── Extracted material

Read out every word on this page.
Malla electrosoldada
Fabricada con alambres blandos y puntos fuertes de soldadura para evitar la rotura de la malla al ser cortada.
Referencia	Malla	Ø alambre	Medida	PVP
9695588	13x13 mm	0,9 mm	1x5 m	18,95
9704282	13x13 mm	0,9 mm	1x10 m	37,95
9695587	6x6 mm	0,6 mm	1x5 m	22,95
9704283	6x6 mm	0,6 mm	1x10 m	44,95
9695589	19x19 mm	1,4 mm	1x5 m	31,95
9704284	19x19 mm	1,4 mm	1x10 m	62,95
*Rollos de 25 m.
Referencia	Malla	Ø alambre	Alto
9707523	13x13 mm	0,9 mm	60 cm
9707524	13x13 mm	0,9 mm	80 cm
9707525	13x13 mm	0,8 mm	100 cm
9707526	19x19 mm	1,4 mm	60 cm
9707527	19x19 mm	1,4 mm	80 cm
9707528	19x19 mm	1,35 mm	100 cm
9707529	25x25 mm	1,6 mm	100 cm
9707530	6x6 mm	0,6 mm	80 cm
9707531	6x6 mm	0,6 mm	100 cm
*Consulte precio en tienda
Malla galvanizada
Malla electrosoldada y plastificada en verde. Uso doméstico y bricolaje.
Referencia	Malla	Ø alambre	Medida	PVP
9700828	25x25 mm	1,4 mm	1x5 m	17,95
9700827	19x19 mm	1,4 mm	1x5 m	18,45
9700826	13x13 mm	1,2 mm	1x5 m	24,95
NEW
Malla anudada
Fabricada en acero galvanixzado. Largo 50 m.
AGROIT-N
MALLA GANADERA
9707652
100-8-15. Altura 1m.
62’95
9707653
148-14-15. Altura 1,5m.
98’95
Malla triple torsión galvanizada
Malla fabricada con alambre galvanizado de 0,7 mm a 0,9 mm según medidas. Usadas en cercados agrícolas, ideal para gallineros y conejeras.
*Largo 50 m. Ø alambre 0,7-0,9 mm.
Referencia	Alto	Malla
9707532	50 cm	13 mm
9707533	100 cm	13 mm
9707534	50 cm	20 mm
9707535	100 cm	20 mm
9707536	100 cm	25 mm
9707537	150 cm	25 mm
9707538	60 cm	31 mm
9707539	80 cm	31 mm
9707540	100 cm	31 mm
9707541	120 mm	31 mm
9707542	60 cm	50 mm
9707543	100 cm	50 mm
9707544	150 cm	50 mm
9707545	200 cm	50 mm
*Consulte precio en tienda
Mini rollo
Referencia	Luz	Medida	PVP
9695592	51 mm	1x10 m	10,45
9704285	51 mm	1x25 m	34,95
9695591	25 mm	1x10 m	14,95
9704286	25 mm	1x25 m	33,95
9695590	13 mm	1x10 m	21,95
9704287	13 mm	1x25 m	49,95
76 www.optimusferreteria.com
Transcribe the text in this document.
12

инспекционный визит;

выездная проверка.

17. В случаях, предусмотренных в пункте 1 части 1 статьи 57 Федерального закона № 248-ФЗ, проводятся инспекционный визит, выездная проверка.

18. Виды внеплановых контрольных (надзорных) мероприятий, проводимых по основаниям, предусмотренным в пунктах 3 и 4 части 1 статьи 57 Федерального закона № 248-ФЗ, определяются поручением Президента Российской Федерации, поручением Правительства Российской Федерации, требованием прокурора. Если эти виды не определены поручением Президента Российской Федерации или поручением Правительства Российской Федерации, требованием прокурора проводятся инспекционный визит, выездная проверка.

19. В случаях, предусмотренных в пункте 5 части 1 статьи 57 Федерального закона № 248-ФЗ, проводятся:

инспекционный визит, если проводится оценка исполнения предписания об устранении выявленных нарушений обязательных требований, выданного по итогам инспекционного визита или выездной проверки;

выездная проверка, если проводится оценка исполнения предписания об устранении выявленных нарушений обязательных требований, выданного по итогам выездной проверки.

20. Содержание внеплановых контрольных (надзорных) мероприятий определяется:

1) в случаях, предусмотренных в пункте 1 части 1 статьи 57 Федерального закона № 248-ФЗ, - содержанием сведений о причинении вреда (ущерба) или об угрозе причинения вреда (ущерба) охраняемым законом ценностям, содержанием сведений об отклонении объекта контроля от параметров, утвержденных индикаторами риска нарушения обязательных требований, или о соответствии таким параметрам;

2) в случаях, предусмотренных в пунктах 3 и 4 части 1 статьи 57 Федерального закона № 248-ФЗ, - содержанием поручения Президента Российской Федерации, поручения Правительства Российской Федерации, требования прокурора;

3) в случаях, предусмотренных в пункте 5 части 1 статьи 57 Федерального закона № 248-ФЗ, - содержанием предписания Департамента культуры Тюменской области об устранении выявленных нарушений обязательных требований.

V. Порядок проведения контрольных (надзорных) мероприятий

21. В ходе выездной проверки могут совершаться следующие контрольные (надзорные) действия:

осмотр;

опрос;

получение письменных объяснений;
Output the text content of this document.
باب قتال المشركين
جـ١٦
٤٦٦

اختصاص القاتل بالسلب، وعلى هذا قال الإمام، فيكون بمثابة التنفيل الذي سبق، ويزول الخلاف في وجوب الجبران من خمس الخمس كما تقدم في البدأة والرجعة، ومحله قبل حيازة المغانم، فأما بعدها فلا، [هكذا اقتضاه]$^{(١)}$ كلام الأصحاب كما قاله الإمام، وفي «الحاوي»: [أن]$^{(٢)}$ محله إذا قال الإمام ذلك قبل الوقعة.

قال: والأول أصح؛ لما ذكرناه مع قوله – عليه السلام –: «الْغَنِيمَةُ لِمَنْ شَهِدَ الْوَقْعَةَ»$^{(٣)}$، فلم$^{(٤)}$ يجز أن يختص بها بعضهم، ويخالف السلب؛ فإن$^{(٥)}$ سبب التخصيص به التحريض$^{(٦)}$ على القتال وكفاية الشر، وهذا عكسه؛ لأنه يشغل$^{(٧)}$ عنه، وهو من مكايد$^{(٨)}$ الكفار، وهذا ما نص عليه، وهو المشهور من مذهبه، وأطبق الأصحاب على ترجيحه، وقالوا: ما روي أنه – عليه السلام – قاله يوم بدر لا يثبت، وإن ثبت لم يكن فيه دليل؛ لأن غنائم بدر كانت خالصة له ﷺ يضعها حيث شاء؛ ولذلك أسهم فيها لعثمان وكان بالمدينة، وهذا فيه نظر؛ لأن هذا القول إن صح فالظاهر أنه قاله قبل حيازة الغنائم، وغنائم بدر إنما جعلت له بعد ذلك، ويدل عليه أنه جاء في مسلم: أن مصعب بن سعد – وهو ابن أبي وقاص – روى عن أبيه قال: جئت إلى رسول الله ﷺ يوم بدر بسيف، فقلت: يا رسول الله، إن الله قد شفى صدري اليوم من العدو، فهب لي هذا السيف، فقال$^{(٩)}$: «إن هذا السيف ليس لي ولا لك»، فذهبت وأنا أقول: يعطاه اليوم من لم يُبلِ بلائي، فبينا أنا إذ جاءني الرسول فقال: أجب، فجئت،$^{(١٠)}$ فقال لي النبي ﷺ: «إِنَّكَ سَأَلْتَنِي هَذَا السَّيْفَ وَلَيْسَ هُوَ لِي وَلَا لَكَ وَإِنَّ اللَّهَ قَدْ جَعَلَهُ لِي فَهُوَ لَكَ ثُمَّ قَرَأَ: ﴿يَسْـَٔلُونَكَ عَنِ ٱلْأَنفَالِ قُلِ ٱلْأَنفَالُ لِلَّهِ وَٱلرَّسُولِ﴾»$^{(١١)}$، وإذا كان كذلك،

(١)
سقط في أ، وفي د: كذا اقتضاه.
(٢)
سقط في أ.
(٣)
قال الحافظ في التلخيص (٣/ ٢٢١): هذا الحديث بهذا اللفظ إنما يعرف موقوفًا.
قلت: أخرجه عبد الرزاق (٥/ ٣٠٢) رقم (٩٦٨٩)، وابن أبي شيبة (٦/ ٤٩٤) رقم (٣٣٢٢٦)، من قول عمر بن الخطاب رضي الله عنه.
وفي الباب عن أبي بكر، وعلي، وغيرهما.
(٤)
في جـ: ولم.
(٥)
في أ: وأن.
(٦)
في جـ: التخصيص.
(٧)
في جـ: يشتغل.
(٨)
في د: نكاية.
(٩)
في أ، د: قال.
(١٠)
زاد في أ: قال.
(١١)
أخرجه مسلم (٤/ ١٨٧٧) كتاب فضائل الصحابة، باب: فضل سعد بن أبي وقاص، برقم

────

_What is being asked_
Review the preceding data and report every line that includes the string "исполнения".

_Solution for this exercise_
инспекционный визит, если проводится оценка исполнения предписания об устранении выявленных нарушений обязательных требований, выданного по итогам инспекционного визита или выездной проверки;
выездная проверка, если проводится оценка исполнения предписания об устранении выявленных нарушений обязательных требований, выданного по итогам выездной проверки.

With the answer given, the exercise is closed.